[Begin]
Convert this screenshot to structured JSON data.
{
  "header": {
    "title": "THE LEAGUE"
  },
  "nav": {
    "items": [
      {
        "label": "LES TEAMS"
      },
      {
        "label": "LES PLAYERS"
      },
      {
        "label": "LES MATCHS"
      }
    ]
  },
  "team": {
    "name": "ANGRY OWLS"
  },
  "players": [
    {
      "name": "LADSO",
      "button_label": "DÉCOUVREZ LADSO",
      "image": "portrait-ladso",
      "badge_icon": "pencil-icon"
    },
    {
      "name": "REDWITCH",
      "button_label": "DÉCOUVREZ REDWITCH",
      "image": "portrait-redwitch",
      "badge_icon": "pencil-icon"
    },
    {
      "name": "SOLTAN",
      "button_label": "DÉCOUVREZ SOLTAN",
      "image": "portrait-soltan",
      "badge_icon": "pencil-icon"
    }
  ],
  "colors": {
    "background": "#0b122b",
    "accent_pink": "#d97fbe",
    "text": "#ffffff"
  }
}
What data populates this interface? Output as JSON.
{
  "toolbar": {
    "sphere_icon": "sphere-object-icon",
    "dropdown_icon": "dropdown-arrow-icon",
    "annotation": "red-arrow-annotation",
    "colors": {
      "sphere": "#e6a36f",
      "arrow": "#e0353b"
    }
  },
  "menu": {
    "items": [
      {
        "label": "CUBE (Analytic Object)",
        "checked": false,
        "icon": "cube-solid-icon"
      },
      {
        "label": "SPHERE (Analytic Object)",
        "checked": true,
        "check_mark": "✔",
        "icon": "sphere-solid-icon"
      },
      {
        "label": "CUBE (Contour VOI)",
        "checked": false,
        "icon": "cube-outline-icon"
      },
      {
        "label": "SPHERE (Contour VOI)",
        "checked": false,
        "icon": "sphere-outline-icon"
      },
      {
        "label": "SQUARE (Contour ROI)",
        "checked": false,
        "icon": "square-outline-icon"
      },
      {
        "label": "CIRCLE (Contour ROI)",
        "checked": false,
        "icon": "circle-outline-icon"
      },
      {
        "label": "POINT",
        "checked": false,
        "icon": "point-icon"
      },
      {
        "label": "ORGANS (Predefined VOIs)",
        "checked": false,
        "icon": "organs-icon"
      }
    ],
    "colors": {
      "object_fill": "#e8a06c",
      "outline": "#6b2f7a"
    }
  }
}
[End]
WHAT NEEDS TO BE DONE
Print the records above in full, exactly.

SOLUTION FOR THIS EXERCISE
Convert this screenshot to structured JSON data.
{
  "header": {
    "title": "THE LEAGUE"
  },
  "nav": {
    "items": [
      {
        "label": "LES TEAMS"
      },
      {
        "label": "LES PLAYERS"
      },
      {
        "label": "LES MATCHS"
      }
    ]
  },
  "team": {
    "name": "ANGRY OWLS"
  },
  "players": [
    {
      "name": "LADSO",
      "button_label": "DÉCOUVREZ LADSO",
      "image": "portrait-ladso",
      "badge_icon": "pencil-icon"
    },
    {
      "name": "REDWITCH",
      "button_label": "DÉCOUVREZ REDWITCH",
      "image": "portrait-redwitch",
      "badge_icon": "pencil-icon"
    },
    {
      "name": "SOLTAN",
      "button_label": "DÉCOUVREZ SOLTAN",
      "image": "portrait-soltan",
      "badge_icon": "pencil-icon"
    }
  ],
  "colors": {
    "background": "#0b122b",
    "accent_pink": "#d97fbe",
    "text": "#ffffff"
  }
}
What data populates this interface? Output as JSON.
{
  "toolbar": {
    "sphere_icon": "sphere-object-icon",
    "dropdown_icon": "dropdown-arrow-icon",
    "annotation": "red-arrow-annotation",
    "colors": {
      "sphere": "#e6a36f",
      "arrow": "#e0353b"
    }
  },
  "menu": {
    "items": [
      {
        "label": "CUBE (Analytic Object)",
        "checked": false,
        "icon": "cube-solid-icon"
      },
      {
        "label": "SPHERE (Analytic Object)",
        "checked": true,
        "check_mark": "✔",
        "icon": "sphere-solid-icon"
      },
      {
        "label": "CUBE (Contour VOI)",
        "checked": false,
        "icon": "cube-outline-icon"
      },
      {
        "label": "SPHERE (Contour VOI)",
        "checked": false,
        "icon": "sphere-outline-icon"
      },
      {
        "label": "SQUARE (Contour ROI)",
        "checked": false,
        "icon": "square-outline-icon"
      },
      {
        "label": "CIRCLE (Contour ROI)",
        "checked": false,
        "icon": "circle-outline-icon"
      },
      {
        "label": "POINT",
        "checked": false,
        "icon": "point-icon"
      },
      {
        "label": "ORGANS (Predefined VOIs)",
        "checked": false,
        "icon": "organs-icon"
      }
    ],
    "colors": {
      "object_fill": "#e8a06c",
      "outline": "#6b2f7a"
    }
  }
}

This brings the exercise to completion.